** Directions **
Determine how many lines contain the string "icon", then reply with that figure only.

** Material for this task **
---*---

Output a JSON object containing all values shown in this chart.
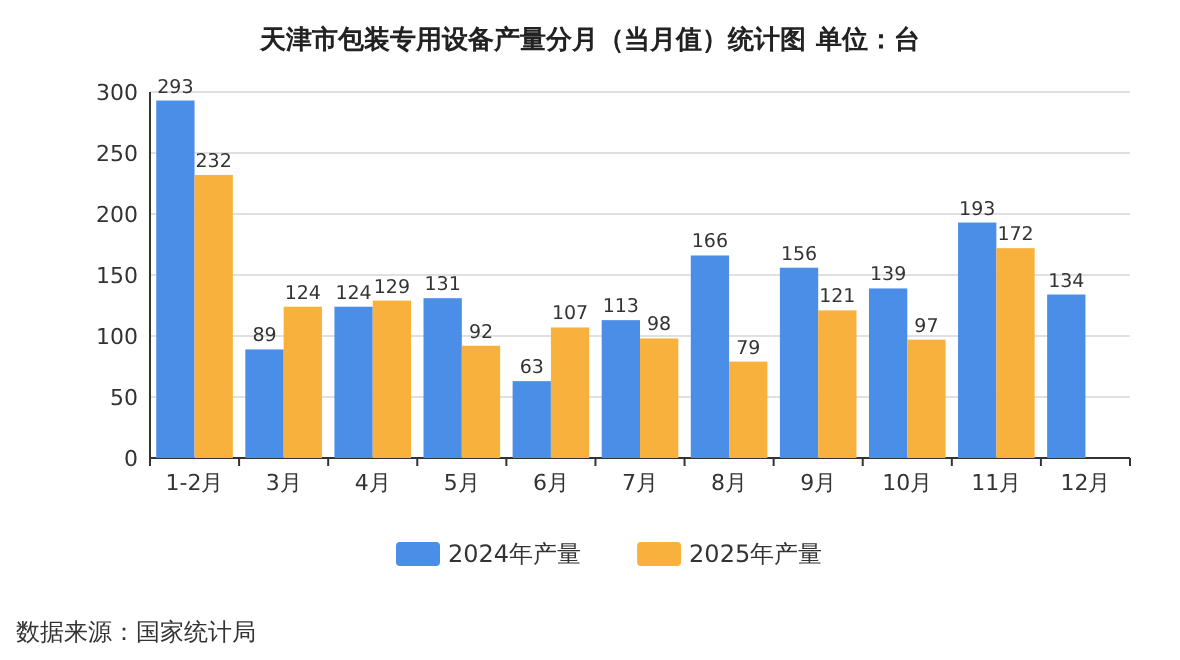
{
  "chart_data": {
    "type": "bar",
    "title": "天津市包装专用设备产量分月（当月值）统计图 单位：台",
    "categories": [
      "1-2月",
      "3月",
      "4月",
      "5月",
      "6月",
      "7月",
      "8月",
      "9月",
      "10月",
      "11月",
      "12月"
    ],
    "series": [
      {
        "name": "2024年产量",
        "color": "#4b8ee8",
        "values": [
          293,
          89,
          124,
          131,
          63,
          113,
          166,
          156,
          139,
          193,
          134
        ]
      },
      {
        "name": "2025年产量",
        "color": "#f9b13e",
        "values": [
          232,
          124,
          129,
          92,
          107,
          98,
          79,
          121,
          97,
          172,
          null
        ]
      }
    ],
    "ylim": [
      0,
      300
    ],
    "yticks": [
      0,
      50,
      100,
      150,
      200,
      250,
      300
    ],
    "grid": "y",
    "legend": "bottom",
    "data_labels": true,
    "annotations": [
      "数据来源：国家统计局"
    ]
  }
}
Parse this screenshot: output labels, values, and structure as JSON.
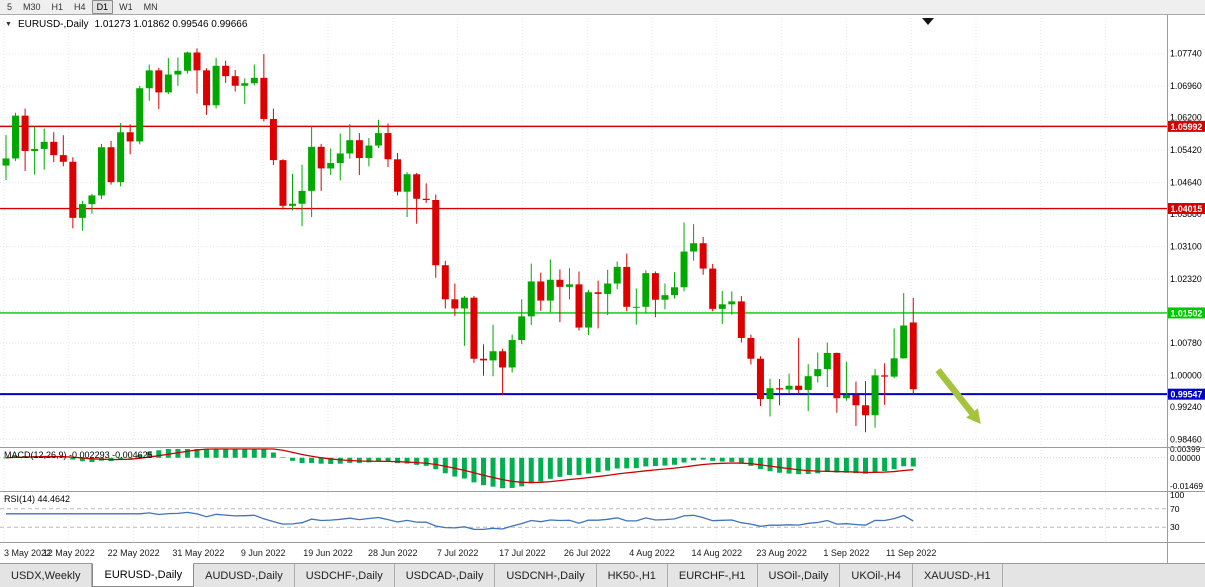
{
  "toolbar": {
    "timeframes": [
      {
        "label": "5"
      },
      {
        "label": "M30"
      },
      {
        "label": "H1"
      },
      {
        "label": "H4"
      },
      {
        "label": "D1",
        "active": true
      },
      {
        "label": "W1"
      },
      {
        "label": "MN"
      }
    ]
  },
  "header": {
    "symbol": "EURUSD-,Daily",
    "ohlc": "1.01273 1.01862 0.99546 0.99666"
  },
  "indicators": {
    "macd": {
      "name": "MACD(12,26,9)",
      "values": "-0.002293 -0.004625",
      "axis_labels": [
        "0.00399",
        "0.00000",
        "-0.01469"
      ],
      "bar_color": "#00B050",
      "signal_color": "#CC0000"
    },
    "rsi": {
      "name": "RSI(14)",
      "value": "44.4642",
      "axis_labels": [
        "100",
        "70",
        "30"
      ],
      "levels": [
        70,
        30
      ],
      "line_color": "#4073B7"
    }
  },
  "chart_data": {
    "type": "candlestick",
    "symbol": "EURUSD-",
    "timeframe": "Daily",
    "up_color": "#00A800",
    "down_color": "#DC0000",
    "price_axis_ticks": [
      1.0774,
      1.0696,
      1.062,
      1.0542,
      1.0464,
      1.0388,
      1.031,
      1.0232,
      1.0154,
      1.0078,
      1.0,
      0.9924,
      0.9846
    ],
    "price_range": {
      "min": 0.983,
      "max": 1.086
    },
    "levels": [
      {
        "price": 1.05992,
        "label": "1.05992",
        "color": "#D40000"
      },
      {
        "price": 1.04015,
        "label": "1.04015",
        "color": "#D40000"
      },
      {
        "price": 1.01502,
        "label": "1.01502",
        "color": "#00C800"
      },
      {
        "price": 0.99547,
        "label": "0.99547",
        "color": "#0000C8",
        "width": 2,
        "current": true
      }
    ],
    "date_labels": [
      "3 May 2022",
      "12 May 2022",
      "22 May 2022",
      "31 May 2022",
      "9 Jun 2022",
      "19 Jun 2022",
      "28 Jun 2022",
      "7 Jul 2022",
      "17 Jul 2022",
      "26 Jul 2022",
      "4 Aug 2022",
      "14 Aug 2022",
      "23 Aug 2022",
      "1 Sep 2022",
      "11 Sep 2022"
    ],
    "candles": [
      [
        1.0505,
        1.0578,
        1.047,
        1.0522
      ],
      [
        1.0522,
        1.0632,
        1.0516,
        1.0625
      ],
      [
        1.0625,
        1.0642,
        1.0492,
        1.054
      ],
      [
        1.054,
        1.0599,
        1.0483,
        1.0545
      ],
      [
        1.0545,
        1.0594,
        1.0495,
        1.0562
      ],
      [
        1.0562,
        1.0585,
        1.0513,
        1.053
      ],
      [
        1.053,
        1.0578,
        1.0503,
        1.0514
      ],
      [
        1.0514,
        1.0525,
        1.0354,
        1.0379
      ],
      [
        1.0379,
        1.042,
        1.0348,
        1.0412
      ],
      [
        1.0412,
        1.0437,
        1.0389,
        1.0433
      ],
      [
        1.0433,
        1.0557,
        1.0424,
        1.0549
      ],
      [
        1.0549,
        1.0564,
        1.0459,
        1.0465
      ],
      [
        1.0465,
        1.0607,
        1.0455,
        1.0585
      ],
      [
        1.0585,
        1.0604,
        1.0532,
        1.0563
      ],
      [
        1.0563,
        1.0697,
        1.0556,
        1.0691
      ],
      [
        1.0691,
        1.0748,
        1.0661,
        1.0734
      ],
      [
        1.0734,
        1.074,
        1.0641,
        1.0681
      ],
      [
        1.0681,
        1.0764,
        1.0677,
        1.0724
      ],
      [
        1.0724,
        1.0765,
        1.0697,
        1.0733
      ],
      [
        1.0733,
        1.0779,
        1.0726,
        1.0777
      ],
      [
        1.0777,
        1.0787,
        1.0678,
        1.0734
      ],
      [
        1.0734,
        1.0739,
        1.0627,
        1.065
      ],
      [
        1.065,
        1.0764,
        1.0642,
        1.0745
      ],
      [
        1.0745,
        1.0757,
        1.0704,
        1.072
      ],
      [
        1.072,
        1.0735,
        1.0683,
        1.0697
      ],
      [
        1.0697,
        1.0715,
        1.0653,
        1.0703
      ],
      [
        1.0703,
        1.0748,
        1.0698,
        1.0716
      ],
      [
        1.0716,
        1.0773,
        1.0611,
        1.0617
      ],
      [
        1.0617,
        1.0642,
        1.0506,
        1.0518
      ],
      [
        1.0518,
        1.052,
        1.0399,
        1.0408
      ],
      [
        1.0408,
        1.0485,
        1.0397,
        1.0413
      ],
      [
        1.0413,
        1.0507,
        1.0359,
        1.0444
      ],
      [
        1.0444,
        1.0601,
        1.0381,
        1.055
      ],
      [
        1.055,
        1.0557,
        1.0444,
        1.0498
      ],
      [
        1.0498,
        1.0546,
        1.0482,
        1.0511
      ],
      [
        1.0511,
        1.0582,
        1.0469,
        1.0534
      ],
      [
        1.0534,
        1.0605,
        1.0521,
        1.0566
      ],
      [
        1.0566,
        1.0583,
        1.0482,
        1.0523
      ],
      [
        1.0523,
        1.0571,
        1.0503,
        1.0553
      ],
      [
        1.0553,
        1.0615,
        1.0547,
        1.0583
      ],
      [
        1.0583,
        1.0606,
        1.0501,
        1.052
      ],
      [
        1.052,
        1.0535,
        1.0433,
        1.0442
      ],
      [
        1.0442,
        1.0489,
        1.0381,
        1.0484
      ],
      [
        1.0484,
        1.0487,
        1.0365,
        1.0425
      ],
      [
        1.0425,
        1.0462,
        1.0415,
        1.0422
      ],
      [
        1.0422,
        1.0435,
        1.0235,
        1.0265
      ],
      [
        1.0265,
        1.0276,
        1.0161,
        1.0183
      ],
      [
        1.0183,
        1.0221,
        1.0143,
        1.0161
      ],
      [
        1.0161,
        1.0191,
        1.0071,
        1.0187
      ],
      [
        1.0187,
        1.0191,
        1.003,
        1.004
      ],
      [
        1.004,
        1.0075,
        0.9999,
        1.0036
      ],
      [
        1.0036,
        1.0122,
        0.9998,
        1.0058
      ],
      [
        1.0058,
        1.0064,
        0.9952,
        1.0019
      ],
      [
        1.0019,
        1.0098,
        1.0007,
        1.0085
      ],
      [
        1.0085,
        1.0183,
        1.0075,
        1.0142
      ],
      [
        1.0142,
        1.0269,
        1.0121,
        1.0226
      ],
      [
        1.0226,
        1.0247,
        1.0155,
        1.018
      ],
      [
        1.018,
        1.0279,
        1.0152,
        1.023
      ],
      [
        1.023,
        1.0255,
        1.0128,
        1.0213
      ],
      [
        1.0213,
        1.0258,
        1.0183,
        1.0219
      ],
      [
        1.0219,
        1.025,
        1.0108,
        1.0115
      ],
      [
        1.0115,
        1.0206,
        1.0097,
        1.02
      ],
      [
        1.02,
        1.0228,
        1.0113,
        1.0196
      ],
      [
        1.0196,
        1.0254,
        1.0145,
        1.0221
      ],
      [
        1.0221,
        1.0274,
        1.0207,
        1.0261
      ],
      [
        1.0261,
        1.0293,
        1.0154,
        1.0165
      ],
      [
        1.0165,
        1.0209,
        1.0122,
        1.0165
      ],
      [
        1.0165,
        1.0253,
        1.0151,
        1.0246
      ],
      [
        1.0246,
        1.025,
        1.014,
        1.0182
      ],
      [
        1.0182,
        1.0221,
        1.0159,
        1.0193
      ],
      [
        1.0193,
        1.0248,
        1.0185,
        1.0212
      ],
      [
        1.0212,
        1.0368,
        1.0202,
        1.0298
      ],
      [
        1.0298,
        1.0364,
        1.0276,
        1.0318
      ],
      [
        1.0318,
        1.0333,
        1.0242,
        1.0257
      ],
      [
        1.0257,
        1.0268,
        1.0154,
        1.016
      ],
      [
        1.016,
        1.0203,
        1.0124,
        1.0171
      ],
      [
        1.0171,
        1.0202,
        1.0146,
        1.0178
      ],
      [
        1.0178,
        1.0191,
        1.0079,
        1.009
      ],
      [
        1.009,
        1.0098,
        1.0026,
        1.004
      ],
      [
        1.004,
        1.0046,
        0.9926,
        0.9943
      ],
      [
        0.9943,
        0.9992,
        0.9901,
        0.9969
      ],
      [
        0.9969,
        0.9991,
        0.9928,
        0.9966
      ],
      [
        0.9966,
        1.0004,
        0.9956,
        0.9975
      ],
      [
        0.9975,
        1.009,
        0.9957,
        0.9965
      ],
      [
        0.9965,
        1.0027,
        0.9914,
        0.9998
      ],
      [
        0.9998,
        1.0055,
        0.9983,
        1.0015
      ],
      [
        1.0015,
        1.0079,
        0.9972,
        1.0054
      ],
      [
        1.0054,
        1.0055,
        0.991,
        0.9945
      ],
      [
        0.9945,
        1.0033,
        0.9939,
        0.9953
      ],
      [
        0.9953,
        0.9985,
        0.9878,
        0.9928
      ],
      [
        0.9928,
        0.9986,
        0.9863,
        0.9904
      ],
      [
        0.9904,
        1.0015,
        0.9874,
        1.0
      ],
      [
        1.0,
        1.0029,
        0.9929,
        0.9997
      ],
      [
        0.9997,
        1.0113,
        0.9993,
        1.0041
      ],
      [
        1.0041,
        1.0198,
        1.004,
        1.012
      ],
      [
        1.01273,
        1.01862,
        0.99546,
        0.99666
      ]
    ]
  },
  "annotation_arrow": {
    "color": "#A6C33C"
  },
  "tabs": [
    {
      "label": "USDX,Weekly"
    },
    {
      "label": "EURUSD-,Daily",
      "active": true
    },
    {
      "label": "AUDUSD-,Daily"
    },
    {
      "label": "USDCHF-,Daily"
    },
    {
      "label": "USDCAD-,Daily"
    },
    {
      "label": "USDCNH-,Daily"
    },
    {
      "label": "HK50-,H1"
    },
    {
      "label": "EURCHF-,H1"
    },
    {
      "label": "USOil-,Daily"
    },
    {
      "label": "UKOil-,H4"
    },
    {
      "label": "XAUUSD-,H1"
    }
  ]
}
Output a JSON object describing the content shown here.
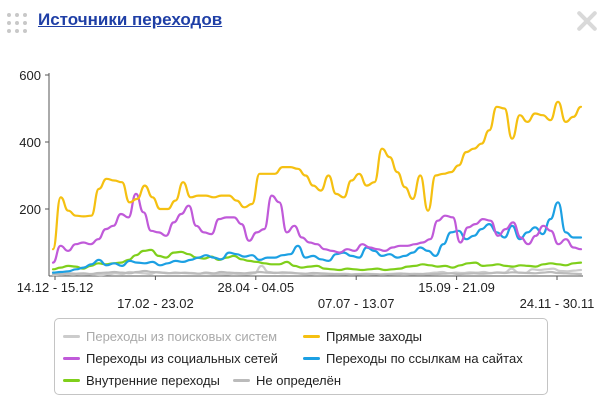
{
  "header": {
    "title": "Источники переходов",
    "drag_icon": "drag-dots-icon",
    "close_icon": "close-icon"
  },
  "chart_data": {
    "type": "line",
    "ylim": [
      0,
      600
    ],
    "y_ticks": [
      200,
      400,
      600
    ],
    "x_tick_labels": [
      "14.12 - 15.12",
      "17.02 - 23.02",
      "28.04 - 04.05",
      "07.07 - 13.07",
      "15.09 - 21.09",
      "24.11 - 30.11"
    ],
    "grid": false,
    "legend_position": "bottom",
    "series": [
      {
        "name": "Переходы из поисковых систем",
        "color": "#cccccc",
        "muted": true,
        "values": [
          3,
          4,
          5,
          4,
          6,
          5,
          4,
          3,
          5,
          8,
          6,
          12,
          10,
          8,
          6,
          12,
          10,
          8,
          8,
          10,
          9,
          7,
          8,
          6,
          6,
          5,
          7,
          6,
          5,
          8,
          30,
          12,
          10,
          8,
          9,
          8,
          6,
          5,
          7,
          6,
          5,
          6,
          7,
          5,
          6,
          7,
          6,
          5,
          6,
          7,
          8,
          6,
          7,
          6,
          8,
          10,
          12,
          8,
          10,
          9,
          11,
          10,
          12,
          9,
          11,
          10,
          22,
          10,
          9,
          20,
          18,
          20,
          22,
          15,
          14,
          16,
          18
        ]
      },
      {
        "name": "Прямые заходы",
        "color": "#f5c011",
        "muted": false,
        "values": [
          80,
          235,
          195,
          180,
          178,
          180,
          260,
          290,
          285,
          280,
          220,
          230,
          270,
          235,
          200,
          200,
          225,
          280,
          235,
          240,
          240,
          235,
          240,
          240,
          225,
          205,
          215,
          305,
          305,
          305,
          325,
          325,
          320,
          300,
          270,
          255,
          300,
          245,
          235,
          285,
          305,
          270,
          280,
          380,
          355,
          310,
          265,
          230,
          300,
          195,
          300,
          305,
          310,
          330,
          370,
          380,
          395,
          435,
          505,
          500,
          410,
          480,
          460,
          485,
          480,
          465,
          520,
          460,
          475,
          505
        ]
      },
      {
        "name": "Переходы из социальных сетей",
        "color": "#c05ad9",
        "muted": false,
        "values": [
          40,
          90,
          75,
          95,
          100,
          95,
          110,
          140,
          150,
          185,
          175,
          245,
          190,
          135,
          130,
          120,
          160,
          185,
          210,
          150,
          130,
          125,
          170,
          175,
          175,
          155,
          105,
          130,
          140,
          240,
          220,
          130,
          150,
          115,
          100,
          95,
          80,
          75,
          70,
          80,
          75,
          95,
          85,
          80,
          75,
          85,
          90,
          90,
          95,
          100,
          110,
          165,
          180,
          175,
          100,
          145,
          155,
          170,
          165,
          120,
          140,
          160,
          115,
          95,
          120,
          150,
          135,
          95,
          110,
          85,
          80
        ]
      },
      {
        "name": "Переходы по ссылкам на сайтах",
        "color": "#1ca0e3",
        "muted": false,
        "values": [
          10,
          12,
          14,
          20,
          25,
          35,
          48,
          32,
          38,
          30,
          45,
          40,
          38,
          42,
          32,
          38,
          45,
          42,
          48,
          55,
          62,
          55,
          50,
          70,
          65,
          58,
          62,
          48,
          55,
          55,
          62,
          65,
          90,
          55,
          60,
          50,
          45,
          65,
          70,
          60,
          55,
          85,
          75,
          60,
          65,
          55,
          60,
          70,
          85,
          75,
          60,
          95,
          130,
          135,
          110,
          120,
          140,
          155,
          130,
          115,
          150,
          110,
          130,
          145,
          125,
          170,
          220,
          130,
          115,
          115
        ]
      },
      {
        "name": "Внутренние переходы",
        "color": "#7fcf1b",
        "muted": false,
        "values": [
          20,
          25,
          30,
          28,
          22,
          30,
          38,
          35,
          38,
          40,
          48,
          62,
          75,
          78,
          60,
          55,
          70,
          72,
          65,
          55,
          52,
          58,
          48,
          55,
          60,
          50,
          45,
          42,
          38,
          35,
          35,
          42,
          30,
          25,
          28,
          30,
          22,
          20,
          18,
          22,
          20,
          18,
          20,
          22,
          18,
          20,
          22,
          28,
          30,
          35,
          32,
          28,
          30,
          25,
          32,
          38,
          40,
          30,
          32,
          35,
          30,
          28,
          32,
          30,
          28,
          35,
          38,
          35,
          32,
          38,
          40
        ]
      },
      {
        "name": "Не определён",
        "color": "#bbbbbb",
        "muted": false,
        "values": [
          5,
          6,
          8,
          7,
          8,
          6,
          9,
          10,
          12,
          10,
          8,
          12,
          15,
          12,
          10,
          8,
          10,
          9,
          8,
          7,
          10,
          8,
          12,
          10,
          9,
          8,
          10,
          12,
          10,
          9,
          11,
          10,
          8,
          7,
          9,
          8,
          7,
          6,
          5,
          4,
          5,
          6,
          5,
          4,
          5,
          6,
          7,
          5,
          6,
          5,
          6,
          7,
          8,
          6,
          7,
          8,
          7,
          8,
          10,
          9,
          11,
          10,
          9,
          8,
          10,
          12,
          9,
          8,
          7,
          6
        ]
      }
    ]
  },
  "legend": [
    {
      "label": "Переходы из поисковых систем",
      "color": "#cccccc",
      "muted": true
    },
    {
      "label": "Прямые заходы",
      "color": "#f5c011",
      "muted": false
    },
    {
      "label": "Переходы из социальных сетей",
      "color": "#c05ad9",
      "muted": false
    },
    {
      "label": "Переходы по ссылкам на сайтах",
      "color": "#1ca0e3",
      "muted": false
    },
    {
      "label": "Внутренние переходы",
      "color": "#7fcf1b",
      "muted": false
    },
    {
      "label": "Не определён",
      "color": "#bbbbbb",
      "muted": false
    }
  ]
}
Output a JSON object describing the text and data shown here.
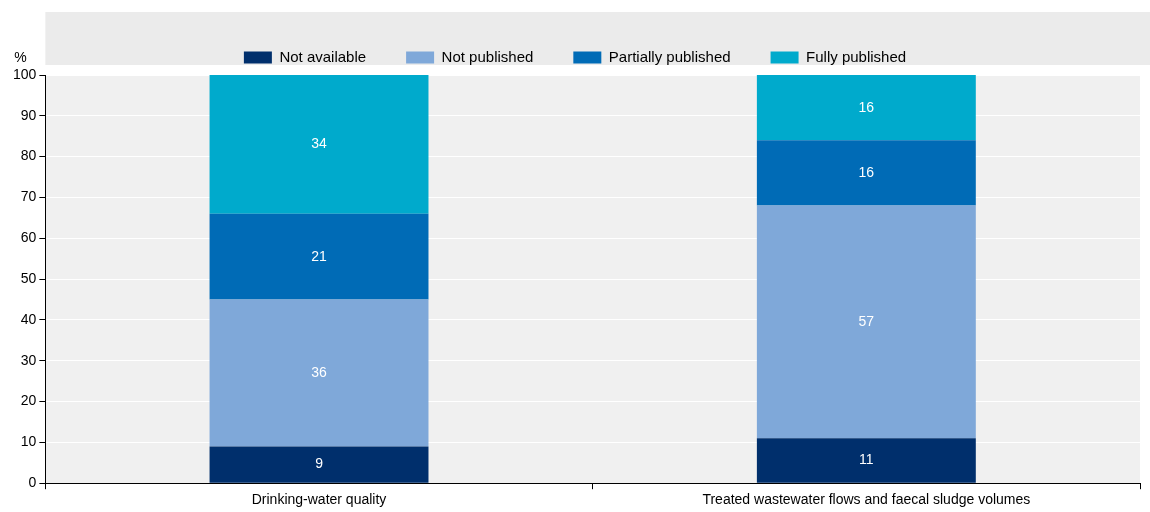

---*---

** Task answer **
2